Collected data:
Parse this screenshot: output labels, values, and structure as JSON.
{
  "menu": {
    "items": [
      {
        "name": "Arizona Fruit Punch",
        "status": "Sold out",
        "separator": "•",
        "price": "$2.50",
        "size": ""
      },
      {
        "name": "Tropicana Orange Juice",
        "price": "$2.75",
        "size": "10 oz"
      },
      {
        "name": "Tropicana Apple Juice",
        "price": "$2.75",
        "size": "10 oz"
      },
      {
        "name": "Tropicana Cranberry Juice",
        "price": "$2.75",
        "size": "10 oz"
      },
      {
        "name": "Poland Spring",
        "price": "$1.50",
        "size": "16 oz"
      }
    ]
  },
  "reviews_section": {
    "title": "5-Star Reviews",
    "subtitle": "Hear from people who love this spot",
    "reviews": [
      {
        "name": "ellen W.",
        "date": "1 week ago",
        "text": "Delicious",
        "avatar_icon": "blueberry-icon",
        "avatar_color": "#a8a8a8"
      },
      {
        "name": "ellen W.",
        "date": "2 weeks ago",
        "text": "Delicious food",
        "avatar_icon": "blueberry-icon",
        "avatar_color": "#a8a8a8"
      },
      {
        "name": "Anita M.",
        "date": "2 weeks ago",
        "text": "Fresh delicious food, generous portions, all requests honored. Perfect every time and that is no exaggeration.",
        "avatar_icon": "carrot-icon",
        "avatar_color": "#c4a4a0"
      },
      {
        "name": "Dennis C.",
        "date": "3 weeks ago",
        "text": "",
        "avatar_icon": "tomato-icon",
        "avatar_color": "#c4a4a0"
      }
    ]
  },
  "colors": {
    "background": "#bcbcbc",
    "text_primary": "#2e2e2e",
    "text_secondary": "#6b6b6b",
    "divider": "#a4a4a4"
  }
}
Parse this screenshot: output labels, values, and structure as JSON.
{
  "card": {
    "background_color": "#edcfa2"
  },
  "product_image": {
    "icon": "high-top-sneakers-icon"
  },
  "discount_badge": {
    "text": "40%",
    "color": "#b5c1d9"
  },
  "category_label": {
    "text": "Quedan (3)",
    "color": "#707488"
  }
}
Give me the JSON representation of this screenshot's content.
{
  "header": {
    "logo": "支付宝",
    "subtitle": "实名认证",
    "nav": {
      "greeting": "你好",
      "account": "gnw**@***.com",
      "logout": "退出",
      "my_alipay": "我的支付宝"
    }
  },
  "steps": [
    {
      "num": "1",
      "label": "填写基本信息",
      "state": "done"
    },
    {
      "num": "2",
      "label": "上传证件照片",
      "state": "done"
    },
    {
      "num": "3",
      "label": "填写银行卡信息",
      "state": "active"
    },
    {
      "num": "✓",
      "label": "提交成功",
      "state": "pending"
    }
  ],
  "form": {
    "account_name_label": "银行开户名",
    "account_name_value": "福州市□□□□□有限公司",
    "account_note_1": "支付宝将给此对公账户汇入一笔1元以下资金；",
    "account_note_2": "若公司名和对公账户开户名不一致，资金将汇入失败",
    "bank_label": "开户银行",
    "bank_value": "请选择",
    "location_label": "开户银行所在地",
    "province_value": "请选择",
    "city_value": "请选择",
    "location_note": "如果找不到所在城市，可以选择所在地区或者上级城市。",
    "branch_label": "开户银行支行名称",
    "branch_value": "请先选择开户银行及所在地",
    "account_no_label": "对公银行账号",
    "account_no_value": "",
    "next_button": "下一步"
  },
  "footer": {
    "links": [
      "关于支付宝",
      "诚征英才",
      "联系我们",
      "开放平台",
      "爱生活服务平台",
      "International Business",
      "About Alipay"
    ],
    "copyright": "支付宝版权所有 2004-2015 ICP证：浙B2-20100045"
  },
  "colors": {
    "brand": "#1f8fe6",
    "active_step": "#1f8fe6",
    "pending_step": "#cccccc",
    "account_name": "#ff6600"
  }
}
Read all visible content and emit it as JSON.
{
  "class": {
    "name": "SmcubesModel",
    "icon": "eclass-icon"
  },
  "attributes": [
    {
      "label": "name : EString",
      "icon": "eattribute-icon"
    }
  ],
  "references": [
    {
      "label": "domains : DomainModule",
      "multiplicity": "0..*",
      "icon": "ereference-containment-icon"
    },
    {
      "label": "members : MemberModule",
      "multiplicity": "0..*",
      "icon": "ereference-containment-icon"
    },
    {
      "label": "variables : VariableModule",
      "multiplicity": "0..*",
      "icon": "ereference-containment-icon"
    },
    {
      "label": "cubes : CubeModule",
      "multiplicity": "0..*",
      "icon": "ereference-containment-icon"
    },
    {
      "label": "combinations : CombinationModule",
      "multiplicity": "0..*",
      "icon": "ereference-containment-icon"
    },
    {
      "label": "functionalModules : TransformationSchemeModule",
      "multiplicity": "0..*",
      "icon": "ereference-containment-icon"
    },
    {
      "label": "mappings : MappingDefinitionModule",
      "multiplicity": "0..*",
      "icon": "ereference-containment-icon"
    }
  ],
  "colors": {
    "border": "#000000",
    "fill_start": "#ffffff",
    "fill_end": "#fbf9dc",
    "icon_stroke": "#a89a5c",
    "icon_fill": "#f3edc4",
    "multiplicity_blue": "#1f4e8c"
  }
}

Short problem: Repeat only the stretch of lines that begins at the line containing "Read all visible content and emit it as JSON." and ends at the last line above, both included.

Solution to this problem:
Read all visible content and emit it as JSON.
{
  "class": {
    "name": "SmcubesModel",
    "icon": "eclass-icon"
  },
  "attributes": [
    {
      "label": "name : EString",
      "icon": "eattribute-icon"
    }
  ],
  "references": [
    {
      "label": "domains : DomainModule",
      "multiplicity": "0..*",
      "icon": "ereference-containment-icon"
    },
    {
      "label": "members : MemberModule",
      "multiplicity": "0..*",
      "icon": "ereference-containment-icon"
    },
    {
      "label": "variables : VariableModule",
      "multiplicity": "0..*",
      "icon": "ereference-containment-icon"
    },
    {
      "label": "cubes : CubeModule",
      "multiplicity": "0..*",
      "icon": "ereference-containment-icon"
    },
    {
      "label": "combinations : CombinationModule",
      "multiplicity": "0..*",
      "icon": "ereference-containment-icon"
    },
    {
      "label": "functionalModules : TransformationSchemeModule",
      "multiplicity": "0..*",
      "icon": "ereference-containment-icon"
    },
    {
      "label": "mappings : MappingDefinitionModule",
      "multiplicity": "0..*",
      "icon": "ereference-containment-icon"
    }
  ],
  "colors": {
    "border": "#000000",
    "fill_start": "#ffffff",
    "fill_end": "#fbf9dc",
    "icon_stroke": "#a89a5c",
    "icon_fill": "#f3edc4",
    "multiplicity_blue": "#1f4e8c"
  }
}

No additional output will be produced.